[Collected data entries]
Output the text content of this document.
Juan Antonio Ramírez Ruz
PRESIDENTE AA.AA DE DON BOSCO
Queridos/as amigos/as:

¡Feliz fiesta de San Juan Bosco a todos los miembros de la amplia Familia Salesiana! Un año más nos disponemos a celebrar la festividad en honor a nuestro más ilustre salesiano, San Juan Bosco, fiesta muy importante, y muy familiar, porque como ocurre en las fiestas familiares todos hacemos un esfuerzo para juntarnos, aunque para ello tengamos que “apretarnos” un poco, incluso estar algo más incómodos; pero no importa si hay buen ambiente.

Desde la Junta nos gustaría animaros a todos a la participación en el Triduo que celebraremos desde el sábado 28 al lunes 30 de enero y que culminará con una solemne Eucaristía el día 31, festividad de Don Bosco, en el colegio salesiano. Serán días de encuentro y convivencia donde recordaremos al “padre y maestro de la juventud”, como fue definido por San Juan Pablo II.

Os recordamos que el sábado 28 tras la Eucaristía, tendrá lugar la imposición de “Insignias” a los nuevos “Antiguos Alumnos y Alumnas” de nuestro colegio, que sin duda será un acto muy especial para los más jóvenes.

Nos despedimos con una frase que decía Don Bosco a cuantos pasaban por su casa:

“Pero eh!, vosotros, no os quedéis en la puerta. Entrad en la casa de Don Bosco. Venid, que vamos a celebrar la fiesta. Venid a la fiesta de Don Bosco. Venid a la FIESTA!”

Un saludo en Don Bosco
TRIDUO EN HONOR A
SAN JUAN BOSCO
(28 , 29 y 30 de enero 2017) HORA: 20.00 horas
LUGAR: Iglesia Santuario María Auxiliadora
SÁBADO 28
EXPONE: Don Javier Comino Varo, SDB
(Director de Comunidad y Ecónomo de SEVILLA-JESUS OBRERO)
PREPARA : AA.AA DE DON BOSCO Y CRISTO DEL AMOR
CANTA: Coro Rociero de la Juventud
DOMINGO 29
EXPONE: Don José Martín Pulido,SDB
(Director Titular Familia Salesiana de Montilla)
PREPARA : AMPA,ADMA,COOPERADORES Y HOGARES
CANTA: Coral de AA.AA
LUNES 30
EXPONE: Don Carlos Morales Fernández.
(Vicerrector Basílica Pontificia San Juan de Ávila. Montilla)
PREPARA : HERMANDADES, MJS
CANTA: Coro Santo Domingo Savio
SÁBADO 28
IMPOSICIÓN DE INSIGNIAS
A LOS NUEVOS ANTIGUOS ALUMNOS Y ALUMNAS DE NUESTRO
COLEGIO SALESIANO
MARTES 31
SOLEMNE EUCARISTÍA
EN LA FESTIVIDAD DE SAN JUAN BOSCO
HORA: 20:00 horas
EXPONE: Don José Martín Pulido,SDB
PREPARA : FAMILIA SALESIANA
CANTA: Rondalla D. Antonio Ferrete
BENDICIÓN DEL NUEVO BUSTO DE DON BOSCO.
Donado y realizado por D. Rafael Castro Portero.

◆ **Exercise instructions**
Retype all the records, matching them exactly.

◆ **Written answer**
Output the text content of this document.
Juan Antonio Ramírez Ruz
PRESIDENTE AA.AA DE DON BOSCO
Queridos/as amigos/as:

¡Feliz fiesta de San Juan Bosco a todos los miembros de la amplia Familia Salesiana! Un año más nos disponemos a celebrar la festividad en honor a nuestro más ilustre salesiano, San Juan Bosco, fiesta muy importante, y muy familiar, porque como ocurre en las fiestas familiares todos hacemos un esfuerzo para juntarnos, aunque para ello tengamos que “apretarnos” un poco, incluso estar algo más incómodos; pero no importa si hay buen ambiente.

Desde la Junta nos gustaría animaros a todos a la participación en el Triduo que celebraremos desde el sábado 28 al lunes 30 de enero y que culminará con una solemne Eucaristía el día 31, festividad de Don Bosco, en el colegio salesiano. Serán días de encuentro y convivencia donde recordaremos al “padre y maestro de la juventud”, como fue definido por San Juan Pablo II.

Os recordamos que el sábado 28 tras la Eucaristía, tendrá lugar la imposición de “Insignias” a los nuevos “Antiguos Alumnos y Alumnas” de nuestro colegio, que sin duda será un acto muy especial para los más jóvenes.

Nos despedimos con una frase que decía Don Bosco a cuantos pasaban por su casa:

“Pero eh!, vosotros, no os quedéis en la puerta. Entrad en la casa de Don Bosco. Venid, que vamos a celebrar la fiesta. Venid a la fiesta de Don Bosco. Venid a la FIESTA!”

Un saludo en Don Bosco
TRIDUO EN HONOR A
SAN JUAN BOSCO
(28 , 29 y 30 de enero 2017) HORA: 20.00 horas
LUGAR: Iglesia Santuario María Auxiliadora
SÁBADO 28
EXPONE: Don Javier Comino Varo, SDB
(Director de Comunidad y Ecónomo de SEVILLA-JESUS OBRERO)
PREPARA : AA.AA DE DON BOSCO Y CRISTO DEL AMOR
CANTA: Coro Rociero de la Juventud
DOMINGO 29
EXPONE: Don José Martín Pulido,SDB
(Director Titular Familia Salesiana de Montilla)
PREPARA : AMPA,ADMA,COOPERADORES Y HOGARES
CANTA: Coral de AA.AA
LUNES 30
EXPONE: Don Carlos Morales Fernández.
(Vicerrector Basílica Pontificia San Juan de Ávila. Montilla)
PREPARA : HERMANDADES, MJS
CANTA: Coro Santo Domingo Savio
SÁBADO 28
IMPOSICIÓN DE INSIGNIAS
A LOS NUEVOS ANTIGUOS ALUMNOS Y ALUMNAS DE NUESTRO
COLEGIO SALESIANO
MARTES 31
SOLEMNE EUCARISTÍA
EN LA FESTIVIDAD DE SAN JUAN BOSCO
HORA: 20:00 horas
EXPONE: Don José Martín Pulido,SDB
PREPARA : FAMILIA SALESIANA
CANTA: Rondalla D. Antonio Ferrete
BENDICIÓN DEL NUEVO BUSTO DE DON BOSCO.
Donado y realizado por D. Rafael Castro Portero.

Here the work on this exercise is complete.